* begin *

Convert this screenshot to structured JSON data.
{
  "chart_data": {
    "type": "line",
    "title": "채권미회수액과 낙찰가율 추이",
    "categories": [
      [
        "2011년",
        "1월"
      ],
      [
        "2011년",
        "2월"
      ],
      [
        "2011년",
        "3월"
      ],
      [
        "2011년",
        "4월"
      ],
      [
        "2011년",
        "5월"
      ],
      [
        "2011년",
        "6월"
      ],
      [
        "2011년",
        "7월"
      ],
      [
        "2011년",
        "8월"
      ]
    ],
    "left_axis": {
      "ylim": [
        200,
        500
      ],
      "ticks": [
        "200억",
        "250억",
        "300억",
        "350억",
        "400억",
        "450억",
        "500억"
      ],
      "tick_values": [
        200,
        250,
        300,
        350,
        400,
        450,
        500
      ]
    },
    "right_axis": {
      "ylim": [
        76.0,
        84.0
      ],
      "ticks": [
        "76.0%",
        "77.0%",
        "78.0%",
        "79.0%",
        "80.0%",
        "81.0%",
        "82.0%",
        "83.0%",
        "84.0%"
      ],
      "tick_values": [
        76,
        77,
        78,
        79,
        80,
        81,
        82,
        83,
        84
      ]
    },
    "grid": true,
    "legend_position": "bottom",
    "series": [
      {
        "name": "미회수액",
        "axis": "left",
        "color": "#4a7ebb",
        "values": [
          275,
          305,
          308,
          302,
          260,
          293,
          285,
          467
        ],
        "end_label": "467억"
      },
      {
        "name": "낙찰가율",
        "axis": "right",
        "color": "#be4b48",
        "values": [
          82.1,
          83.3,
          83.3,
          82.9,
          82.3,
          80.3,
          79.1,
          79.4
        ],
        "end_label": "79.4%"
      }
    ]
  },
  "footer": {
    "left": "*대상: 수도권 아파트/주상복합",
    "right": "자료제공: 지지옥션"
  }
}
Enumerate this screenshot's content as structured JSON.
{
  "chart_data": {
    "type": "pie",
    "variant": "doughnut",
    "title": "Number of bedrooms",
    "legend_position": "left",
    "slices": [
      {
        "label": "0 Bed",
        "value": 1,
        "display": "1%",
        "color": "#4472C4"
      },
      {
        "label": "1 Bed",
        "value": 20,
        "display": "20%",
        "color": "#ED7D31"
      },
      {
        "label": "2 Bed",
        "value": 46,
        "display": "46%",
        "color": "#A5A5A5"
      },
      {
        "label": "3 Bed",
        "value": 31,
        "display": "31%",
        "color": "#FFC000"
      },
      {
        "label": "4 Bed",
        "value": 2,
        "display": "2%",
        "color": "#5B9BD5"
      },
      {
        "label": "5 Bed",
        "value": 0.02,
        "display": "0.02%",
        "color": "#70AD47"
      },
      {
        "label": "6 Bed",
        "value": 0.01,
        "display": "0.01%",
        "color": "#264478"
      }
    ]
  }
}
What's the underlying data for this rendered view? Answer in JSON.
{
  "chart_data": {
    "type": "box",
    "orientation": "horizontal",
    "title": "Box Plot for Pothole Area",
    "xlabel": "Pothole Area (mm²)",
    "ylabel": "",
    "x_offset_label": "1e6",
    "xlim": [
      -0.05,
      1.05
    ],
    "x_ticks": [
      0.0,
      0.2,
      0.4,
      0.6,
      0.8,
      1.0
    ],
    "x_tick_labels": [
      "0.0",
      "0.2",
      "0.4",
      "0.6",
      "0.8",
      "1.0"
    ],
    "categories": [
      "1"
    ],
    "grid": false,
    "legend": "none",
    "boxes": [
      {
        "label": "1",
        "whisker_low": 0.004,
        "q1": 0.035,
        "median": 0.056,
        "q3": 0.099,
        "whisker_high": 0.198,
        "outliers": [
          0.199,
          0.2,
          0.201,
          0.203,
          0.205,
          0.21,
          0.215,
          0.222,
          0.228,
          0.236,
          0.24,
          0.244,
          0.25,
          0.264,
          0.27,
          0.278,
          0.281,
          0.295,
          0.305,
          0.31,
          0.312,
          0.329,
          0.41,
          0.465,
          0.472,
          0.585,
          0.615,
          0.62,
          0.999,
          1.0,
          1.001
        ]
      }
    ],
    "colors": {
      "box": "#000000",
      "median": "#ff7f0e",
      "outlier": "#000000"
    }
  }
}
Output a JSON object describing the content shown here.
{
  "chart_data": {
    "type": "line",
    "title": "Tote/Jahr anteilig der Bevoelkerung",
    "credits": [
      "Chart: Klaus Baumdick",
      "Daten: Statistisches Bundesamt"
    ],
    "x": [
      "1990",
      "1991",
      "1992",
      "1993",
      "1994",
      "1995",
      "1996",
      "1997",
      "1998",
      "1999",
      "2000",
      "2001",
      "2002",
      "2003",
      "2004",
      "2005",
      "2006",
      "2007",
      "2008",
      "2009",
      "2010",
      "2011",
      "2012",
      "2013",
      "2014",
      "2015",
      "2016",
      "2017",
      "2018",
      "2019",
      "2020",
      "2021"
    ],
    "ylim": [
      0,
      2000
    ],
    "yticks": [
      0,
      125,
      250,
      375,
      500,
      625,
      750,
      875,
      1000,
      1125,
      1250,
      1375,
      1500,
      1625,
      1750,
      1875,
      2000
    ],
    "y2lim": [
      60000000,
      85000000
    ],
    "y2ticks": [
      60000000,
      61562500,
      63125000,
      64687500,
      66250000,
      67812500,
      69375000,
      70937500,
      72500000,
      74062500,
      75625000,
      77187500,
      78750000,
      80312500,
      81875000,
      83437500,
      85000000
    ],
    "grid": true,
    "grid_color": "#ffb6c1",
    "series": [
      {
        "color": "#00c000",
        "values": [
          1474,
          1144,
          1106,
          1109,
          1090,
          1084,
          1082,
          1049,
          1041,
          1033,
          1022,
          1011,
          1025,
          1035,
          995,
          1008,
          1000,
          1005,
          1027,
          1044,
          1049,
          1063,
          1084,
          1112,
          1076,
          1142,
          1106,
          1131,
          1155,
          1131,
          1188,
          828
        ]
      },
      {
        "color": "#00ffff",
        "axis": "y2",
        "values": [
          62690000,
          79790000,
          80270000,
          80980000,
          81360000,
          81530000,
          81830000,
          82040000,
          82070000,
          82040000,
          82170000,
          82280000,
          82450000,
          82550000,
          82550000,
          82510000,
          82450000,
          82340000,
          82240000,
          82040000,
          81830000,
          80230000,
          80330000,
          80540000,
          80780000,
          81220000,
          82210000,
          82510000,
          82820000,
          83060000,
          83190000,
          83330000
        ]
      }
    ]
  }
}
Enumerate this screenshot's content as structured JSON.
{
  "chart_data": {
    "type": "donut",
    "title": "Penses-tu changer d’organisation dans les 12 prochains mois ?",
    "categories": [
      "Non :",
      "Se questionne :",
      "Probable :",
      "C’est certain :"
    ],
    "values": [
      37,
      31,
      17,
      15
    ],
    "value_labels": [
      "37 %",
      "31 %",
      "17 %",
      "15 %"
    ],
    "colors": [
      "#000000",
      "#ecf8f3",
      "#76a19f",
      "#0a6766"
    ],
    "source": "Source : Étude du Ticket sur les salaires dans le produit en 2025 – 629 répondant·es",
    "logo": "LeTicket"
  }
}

* end *

Would you write down every record again, exactly?

→ Response to this task
Convert this screenshot to structured JSON data.
{
  "chart_data": {
    "type": "line",
    "title": "채권미회수액과 낙찰가율 추이",
    "categories": [
      [
        "2011년",
        "1월"
      ],
      [
        "2011년",
        "2월"
      ],
      [
        "2011년",
        "3월"
      ],
      [
        "2011년",
        "4월"
      ],
      [
        "2011년",
        "5월"
      ],
      [
        "2011년",
        "6월"
      ],
      [
        "2011년",
        "7월"
      ],
      [
        "2011년",
        "8월"
      ]
    ],
    "left_axis": {
      "ylim": [
        200,
        500
      ],
      "ticks": [
        "200억",
        "250억",
        "300억",
        "350억",
        "400억",
        "450억",
        "500억"
      ],
      "tick_values": [
        200,
        250,
        300,
        350,
        400,
        450,
        500
      ]
    },
    "right_axis": {
      "ylim": [
        76.0,
        84.0
      ],
      "ticks": [
        "76.0%",
        "77.0%",
        "78.0%",
        "79.0%",
        "80.0%",
        "81.0%",
        "82.0%",
        "83.0%",
        "84.0%"
      ],
      "tick_values": [
        76,
        77,
        78,
        79,
        80,
        81,
        82,
        83,
        84
      ]
    },
    "grid": true,
    "legend_position": "bottom",
    "series": [
      {
        "name": "미회수액",
        "axis": "left",
        "color": "#4a7ebb",
        "values": [
          275,
          305,
          308,
          302,
          260,
          293,
          285,
          467
        ],
        "end_label": "467억"
      },
      {
        "name": "낙찰가율",
        "axis": "right",
        "color": "#be4b48",
        "values": [
          82.1,
          83.3,
          83.3,
          82.9,
          82.3,
          80.3,
          79.1,
          79.4
        ],
        "end_label": "79.4%"
      }
    ]
  },
  "footer": {
    "left": "*대상: 수도권 아파트/주상복합",
    "right": "자료제공: 지지옥션"
  }
}
Enumerate this screenshot's content as structured JSON.
{
  "chart_data": {
    "type": "pie",
    "variant": "doughnut",
    "title": "Number of bedrooms",
    "legend_position": "left",
    "slices": [
      {
        "label": "0 Bed",
        "value": 1,
        "display": "1%",
        "color": "#4472C4"
      },
      {
        "label": "1 Bed",
        "value": 20,
        "display": "20%",
        "color": "#ED7D31"
      },
      {
        "label": "2 Bed",
        "value": 46,
        "display": "46%",
        "color": "#A5A5A5"
      },
      {
        "label": "3 Bed",
        "value": 31,
        "display": "31%",
        "color": "#FFC000"
      },
      {
        "label": "4 Bed",
        "value": 2,
        "display": "2%",
        "color": "#5B9BD5"
      },
      {
        "label": "5 Bed",
        "value": 0.02,
        "display": "0.02%",
        "color": "#70AD47"
      },
      {
        "label": "6 Bed",
        "value": 0.01,
        "display": "0.01%",
        "color": "#264478"
      }
    ]
  }
}
What's the underlying data for this rendered view? Answer in JSON.
{
  "chart_data": {
    "type": "box",
    "orientation": "horizontal",
    "title": "Box Plot for Pothole Area",
    "xlabel": "Pothole Area (mm²)",
    "ylabel": "",
    "x_offset_label": "1e6",
    "xlim": [
      -0.05,
      1.05
    ],
    "x_ticks": [
      0.0,
      0.2,
      0.4,
      0.6,
      0.8,
      1.0
    ],
    "x_tick_labels": [
      "0.0",
      "0.2",
      "0.4",
      "0.6",
      "0.8",
      "1.0"
    ],
    "categories": [
      "1"
    ],
    "grid": false,
    "legend": "none",
    "boxes": [
      {
        "label": "1",
        "whisker_low": 0.004,
        "q1": 0.035,
        "median": 0.056,
        "q3": 0.099,
        "whisker_high": 0.198,
        "outliers": [
          0.199,
          0.2,
          0.201,
          0.203,
          0.205,
          0.21,
          0.215,
          0.222,
          0.228,
          0.236,
          0.24,
          0.244,
          0.25,
          0.264,
          0.27,
          0.278,
          0.281,
          0.295,
          0.305,
          0.31,
          0.312,
          0.329,
          0.41,
          0.465,
          0.472,
          0.585,
          0.615,
          0.62,
          0.999,
          1.0,
          1.001
        ]
      }
    ],
    "colors": {
      "box": "#000000",
      "median": "#ff7f0e",
      "outlier": "#000000"
    }
  }
}
Output a JSON object describing the content shown here.
{
  "chart_data": {
    "type": "line",
    "title": "Tote/Jahr anteilig der Bevoelkerung",
    "credits": [
      "Chart: Klaus Baumdick",
      "Daten: Statistisches Bundesamt"
    ],
    "x": [
      "1990",
      "1991",
      "1992",
      "1993",
      "1994",
      "1995",
      "1996",
      "1997",
      "1998",
      "1999",
      "2000",
      "2001",
      "2002",
      "2003",
      "2004",
      "2005",
      "2006",
      "2007",
      "2008",
      "2009",
      "2010",
      "2011",
      "2012",
      "2013",
      "2014",
      "2015",
      "2016",
      "2017",
      "2018",
      "2019",
      "2020",
      "2021"
    ],
    "ylim": [
      0,
      2000
    ],
    "yticks": [
      0,
      125,
      250,
      375,
      500,
      625,
      750,
      875,
      1000,
      1125,
      1250,
      1375,
      1500,
      1625,
      1750,
      1875,
      2000
    ],
    "y2lim": [
      60000000,
      85000000
    ],
    "y2ticks": [
      60000000,
      61562500,
      63125000,
      64687500,
      66250000,
      67812500,
      69375000,
      70937500,
      72500000,
      74062500,
      75625000,
      77187500,
      78750000,
      80312500,
      81875000,
      83437500,
      85000000
    ],
    "grid": true,
    "grid_color": "#ffb6c1",
    "series": [
      {
        "color": "#00c000",
        "values": [
          1474,
          1144,
          1106,
          1109,
          1090,
          1084,
          1082,
          1049,
          1041,
          1033,
          1022,
          1011,
          1025,
          1035,
          995,
          1008,
          1000,
          1005,
          1027,
          1044,
          1049,
          1063,
          1084,
          1112,
          1076,
          1142,
          1106,
          1131,
          1155,
          1131,
          1188,
          828
        ]
      },
      {
        "color": "#00ffff",
        "axis": "y2",
        "values": [
          62690000,
          79790000,
          80270000,
          80980000,
          81360000,
          81530000,
          81830000,
          82040000,
          82070000,
          82040000,
          82170000,
          82280000,
          82450000,
          82550000,
          82550000,
          82510000,
          82450000,
          82340000,
          82240000,
          82040000,
          81830000,
          80230000,
          80330000,
          80540000,
          80780000,
          81220000,
          82210000,
          82510000,
          82820000,
          83060000,
          83190000,
          83330000
        ]
      }
    ]
  }
}
Enumerate this screenshot's content as structured JSON.
{
  "chart_data": {
    "type": "donut",
    "title": "Penses-tu changer d’organisation dans les 12 prochains mois ?",
    "categories": [
      "Non :",
      "Se questionne :",
      "Probable :",
      "C’est certain :"
    ],
    "values": [
      37,
      31,
      17,
      15
    ],
    "value_labels": [
      "37 %",
      "31 %",
      "17 %",
      "15 %"
    ],
    "colors": [
      "#000000",
      "#ecf8f3",
      "#76a19f",
      "#0a6766"
    ],
    "source": "Source : Étude du Ticket sur les salaires dans le produit en 2025 – 629 répondant·es",
    "logo": "LeTicket"
  }
}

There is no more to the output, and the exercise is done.